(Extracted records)
^^^^^^^^^^^^^^^^

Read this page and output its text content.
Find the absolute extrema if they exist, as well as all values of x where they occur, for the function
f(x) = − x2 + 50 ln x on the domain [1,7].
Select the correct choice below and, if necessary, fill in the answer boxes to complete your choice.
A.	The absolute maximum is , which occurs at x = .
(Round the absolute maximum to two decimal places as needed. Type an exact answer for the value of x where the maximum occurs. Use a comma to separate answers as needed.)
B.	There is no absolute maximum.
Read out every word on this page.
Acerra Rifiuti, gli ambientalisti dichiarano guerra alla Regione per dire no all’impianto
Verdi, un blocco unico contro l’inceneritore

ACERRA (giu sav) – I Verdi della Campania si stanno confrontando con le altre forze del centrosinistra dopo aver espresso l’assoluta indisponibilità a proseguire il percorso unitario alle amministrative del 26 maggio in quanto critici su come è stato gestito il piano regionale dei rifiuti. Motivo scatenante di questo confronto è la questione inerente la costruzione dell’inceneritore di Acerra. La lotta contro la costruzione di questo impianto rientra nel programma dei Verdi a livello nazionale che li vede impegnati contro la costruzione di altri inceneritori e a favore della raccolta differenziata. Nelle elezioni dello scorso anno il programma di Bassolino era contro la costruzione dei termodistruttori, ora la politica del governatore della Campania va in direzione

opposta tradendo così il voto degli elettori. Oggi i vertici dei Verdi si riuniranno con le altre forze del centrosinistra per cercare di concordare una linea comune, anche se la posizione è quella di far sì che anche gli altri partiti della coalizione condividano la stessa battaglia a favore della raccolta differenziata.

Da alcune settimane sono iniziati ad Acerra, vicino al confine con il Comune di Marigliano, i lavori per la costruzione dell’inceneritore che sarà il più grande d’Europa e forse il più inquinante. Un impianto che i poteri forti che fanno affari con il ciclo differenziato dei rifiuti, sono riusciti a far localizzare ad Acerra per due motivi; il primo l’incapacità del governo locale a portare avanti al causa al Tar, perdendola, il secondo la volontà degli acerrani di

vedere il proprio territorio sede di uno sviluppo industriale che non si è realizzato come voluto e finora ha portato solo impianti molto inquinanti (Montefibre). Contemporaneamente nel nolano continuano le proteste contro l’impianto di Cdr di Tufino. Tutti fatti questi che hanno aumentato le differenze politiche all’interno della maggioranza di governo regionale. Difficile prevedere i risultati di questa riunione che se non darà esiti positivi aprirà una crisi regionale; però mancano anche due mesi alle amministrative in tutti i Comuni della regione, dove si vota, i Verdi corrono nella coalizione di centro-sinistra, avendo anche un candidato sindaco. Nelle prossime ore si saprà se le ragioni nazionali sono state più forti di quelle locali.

^^^^^^^^^^^^^^^^

◆ **Task instructions**:
Please reproduce the entire listing, exactly as shown.

◆ **Solved exercise**:
Read this page and output its text content.
Find the absolute extrema if they exist, as well as all values of x where they occur, for the function
f(x) = − x2 + 50 ln x on the domain [1,7].
Select the correct choice below and, if necessary, fill in the answer boxes to complete your choice.
A.	The absolute maximum is , which occurs at x = .
(Round the absolute maximum to two decimal places as needed. Type an exact answer for the value of x where the maximum occurs. Use a comma to separate answers as needed.)
B.	There is no absolute maximum.
Read out every word on this page.
Acerra Rifiuti, gli ambientalisti dichiarano guerra alla Regione per dire no all’impianto
Verdi, un blocco unico contro l’inceneritore

ACERRA (giu sav) – I Verdi della Campania si stanno confrontando con le altre forze del centrosinistra dopo aver espresso l’assoluta indisponibilità a proseguire il percorso unitario alle amministrative del 26 maggio in quanto critici su come è stato gestito il piano regionale dei rifiuti. Motivo scatenante di questo confronto è la questione inerente la costruzione dell’inceneritore di Acerra. La lotta contro la costruzione di questo impianto rientra nel programma dei Verdi a livello nazionale che li vede impegnati contro la costruzione di altri inceneritori e a favore della raccolta differenziata. Nelle elezioni dello scorso anno il programma di Bassolino era contro la costruzione dei termodistruttori, ora la politica del governatore della Campania va in direzione

opposta tradendo così il voto degli elettori. Oggi i vertici dei Verdi si riuniranno con le altre forze del centrosinistra per cercare di concordare una linea comune, anche se la posizione è quella di far sì che anche gli altri partiti della coalizione condividano la stessa battaglia a favore della raccolta differenziata.

Da alcune settimane sono iniziati ad Acerra, vicino al confine con il Comune di Marigliano, i lavori per la costruzione dell’inceneritore che sarà il più grande d’Europa e forse il più inquinante. Un impianto che i poteri forti che fanno affari con il ciclo differenziato dei rifiuti, sono riusciti a far localizzare ad Acerra per due motivi; il primo l’incapacità del governo locale a portare avanti al causa al Tar, perdendola, il secondo la volontà degli acerrani di

vedere il proprio territorio sede di uno sviluppo industriale che non si è realizzato come voluto e finora ha portato solo impianti molto inquinanti (Montefibre). Contemporaneamente nel nolano continuano le proteste contro l’impianto di Cdr di Tufino. Tutti fatti questi che hanno aumentato le differenze politiche all’interno della maggioranza di governo regionale. Difficile prevedere i risultati di questa riunione che se non darà esiti positivi aprirà una crisi regionale; però mancano anche due mesi alle amministrative in tutti i Comuni della regione, dove si vota, i Verdi corrono nella coalizione di centro-sinistra, avendo anche un candidato sindaco. Nelle prossime ore si saprà se le ragioni nazionali sono state più forti di quelle locali.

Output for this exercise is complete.